**Records from a collection:**
★ ★ ★ ★ ★

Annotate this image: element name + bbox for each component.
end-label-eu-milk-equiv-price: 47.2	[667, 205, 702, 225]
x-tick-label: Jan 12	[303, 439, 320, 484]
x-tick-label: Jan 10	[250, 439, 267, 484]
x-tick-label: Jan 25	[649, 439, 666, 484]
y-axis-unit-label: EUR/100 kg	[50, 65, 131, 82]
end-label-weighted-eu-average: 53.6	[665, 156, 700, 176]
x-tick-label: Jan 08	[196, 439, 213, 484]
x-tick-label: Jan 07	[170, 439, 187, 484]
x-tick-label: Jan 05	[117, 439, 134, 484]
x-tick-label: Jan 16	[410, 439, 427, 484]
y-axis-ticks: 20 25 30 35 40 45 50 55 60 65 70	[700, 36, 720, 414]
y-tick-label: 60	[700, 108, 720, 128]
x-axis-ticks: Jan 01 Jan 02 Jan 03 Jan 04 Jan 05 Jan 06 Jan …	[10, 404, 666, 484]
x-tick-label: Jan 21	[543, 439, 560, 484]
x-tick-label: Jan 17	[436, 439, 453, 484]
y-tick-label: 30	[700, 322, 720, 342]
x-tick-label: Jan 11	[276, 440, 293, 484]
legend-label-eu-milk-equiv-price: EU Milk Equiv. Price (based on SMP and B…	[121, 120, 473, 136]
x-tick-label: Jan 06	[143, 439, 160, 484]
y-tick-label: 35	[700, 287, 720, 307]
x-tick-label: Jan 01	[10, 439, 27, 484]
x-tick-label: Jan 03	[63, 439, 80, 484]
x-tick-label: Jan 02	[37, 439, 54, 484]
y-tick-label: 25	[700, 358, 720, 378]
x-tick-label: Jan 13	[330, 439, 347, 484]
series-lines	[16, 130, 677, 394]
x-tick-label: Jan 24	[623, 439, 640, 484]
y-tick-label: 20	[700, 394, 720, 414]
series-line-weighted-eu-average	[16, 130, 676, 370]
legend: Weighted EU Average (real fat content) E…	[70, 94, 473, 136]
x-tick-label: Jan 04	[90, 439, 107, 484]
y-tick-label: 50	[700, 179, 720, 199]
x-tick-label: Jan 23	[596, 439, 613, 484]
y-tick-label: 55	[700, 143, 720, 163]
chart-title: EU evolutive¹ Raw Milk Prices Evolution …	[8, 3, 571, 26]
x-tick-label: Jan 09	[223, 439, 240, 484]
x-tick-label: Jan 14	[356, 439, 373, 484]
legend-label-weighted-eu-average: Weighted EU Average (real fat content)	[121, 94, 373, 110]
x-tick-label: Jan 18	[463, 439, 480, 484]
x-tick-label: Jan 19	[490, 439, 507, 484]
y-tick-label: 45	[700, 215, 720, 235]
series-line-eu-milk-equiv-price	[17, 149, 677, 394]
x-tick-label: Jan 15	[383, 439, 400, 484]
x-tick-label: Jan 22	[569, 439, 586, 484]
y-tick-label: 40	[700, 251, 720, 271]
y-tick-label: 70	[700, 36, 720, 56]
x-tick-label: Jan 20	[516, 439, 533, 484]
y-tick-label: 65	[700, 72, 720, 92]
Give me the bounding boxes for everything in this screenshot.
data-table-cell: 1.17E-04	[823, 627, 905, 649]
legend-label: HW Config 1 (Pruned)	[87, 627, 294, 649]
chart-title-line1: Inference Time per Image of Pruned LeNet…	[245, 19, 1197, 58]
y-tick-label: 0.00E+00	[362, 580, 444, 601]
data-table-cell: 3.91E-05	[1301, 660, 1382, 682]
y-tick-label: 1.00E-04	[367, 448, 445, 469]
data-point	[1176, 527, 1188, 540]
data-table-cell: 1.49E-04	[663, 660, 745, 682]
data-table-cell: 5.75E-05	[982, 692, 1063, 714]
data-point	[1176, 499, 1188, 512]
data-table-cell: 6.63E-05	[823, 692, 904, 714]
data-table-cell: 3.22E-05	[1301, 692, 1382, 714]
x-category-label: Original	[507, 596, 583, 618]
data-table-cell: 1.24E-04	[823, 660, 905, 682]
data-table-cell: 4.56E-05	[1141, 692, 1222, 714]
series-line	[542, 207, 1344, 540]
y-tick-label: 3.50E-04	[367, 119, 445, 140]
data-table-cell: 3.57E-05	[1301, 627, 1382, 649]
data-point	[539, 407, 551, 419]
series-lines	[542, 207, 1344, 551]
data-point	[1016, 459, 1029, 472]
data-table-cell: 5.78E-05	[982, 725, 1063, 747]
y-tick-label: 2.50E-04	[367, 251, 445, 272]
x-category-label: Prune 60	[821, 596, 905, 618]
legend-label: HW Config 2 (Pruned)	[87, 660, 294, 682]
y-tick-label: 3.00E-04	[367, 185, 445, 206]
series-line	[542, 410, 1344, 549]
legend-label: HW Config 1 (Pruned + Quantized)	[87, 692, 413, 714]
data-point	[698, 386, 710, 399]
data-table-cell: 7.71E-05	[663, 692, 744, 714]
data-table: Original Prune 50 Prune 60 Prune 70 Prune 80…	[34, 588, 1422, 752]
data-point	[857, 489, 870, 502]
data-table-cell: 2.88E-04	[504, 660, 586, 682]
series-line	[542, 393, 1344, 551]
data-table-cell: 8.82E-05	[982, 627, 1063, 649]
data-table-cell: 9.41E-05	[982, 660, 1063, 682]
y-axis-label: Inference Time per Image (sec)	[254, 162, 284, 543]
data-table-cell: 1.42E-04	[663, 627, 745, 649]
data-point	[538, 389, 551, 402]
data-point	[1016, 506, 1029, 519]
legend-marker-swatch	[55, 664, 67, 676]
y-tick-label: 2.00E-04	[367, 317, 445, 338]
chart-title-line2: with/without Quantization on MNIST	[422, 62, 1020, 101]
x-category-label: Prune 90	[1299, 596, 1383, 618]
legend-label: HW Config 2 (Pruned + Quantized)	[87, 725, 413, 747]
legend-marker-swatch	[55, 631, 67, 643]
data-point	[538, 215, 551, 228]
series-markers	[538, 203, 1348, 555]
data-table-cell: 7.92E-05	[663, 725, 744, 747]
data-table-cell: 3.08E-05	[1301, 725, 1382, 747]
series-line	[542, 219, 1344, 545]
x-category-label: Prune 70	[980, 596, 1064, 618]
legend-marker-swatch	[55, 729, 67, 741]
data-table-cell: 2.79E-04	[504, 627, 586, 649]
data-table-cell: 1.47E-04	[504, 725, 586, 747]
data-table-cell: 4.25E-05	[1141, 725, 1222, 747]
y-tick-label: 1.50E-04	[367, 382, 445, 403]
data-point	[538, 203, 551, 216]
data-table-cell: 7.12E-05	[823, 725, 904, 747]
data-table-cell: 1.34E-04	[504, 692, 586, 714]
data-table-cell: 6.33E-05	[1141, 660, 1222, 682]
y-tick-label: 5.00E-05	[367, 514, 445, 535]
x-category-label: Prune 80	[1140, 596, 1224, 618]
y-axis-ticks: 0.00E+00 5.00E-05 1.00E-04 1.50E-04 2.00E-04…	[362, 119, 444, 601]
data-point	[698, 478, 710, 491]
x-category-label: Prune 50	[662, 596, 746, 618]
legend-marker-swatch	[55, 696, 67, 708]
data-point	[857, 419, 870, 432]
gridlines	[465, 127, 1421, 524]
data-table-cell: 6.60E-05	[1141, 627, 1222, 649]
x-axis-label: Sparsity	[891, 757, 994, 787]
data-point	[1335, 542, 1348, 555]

★ ★ ★ ★ ★

**WHAT YOU HAVE TO DO:** Which lines in the material above contain the string "swatch"? Select each of them and copy it out in full.

**COMPLETE OUTPUT:**
legend-marker-swatch	[55, 664, 67, 676]
legend-marker-swatch	[55, 631, 67, 643]
legend-marker-swatch	[55, 729, 67, 741]
legend-marker-swatch	[55, 696, 67, 708]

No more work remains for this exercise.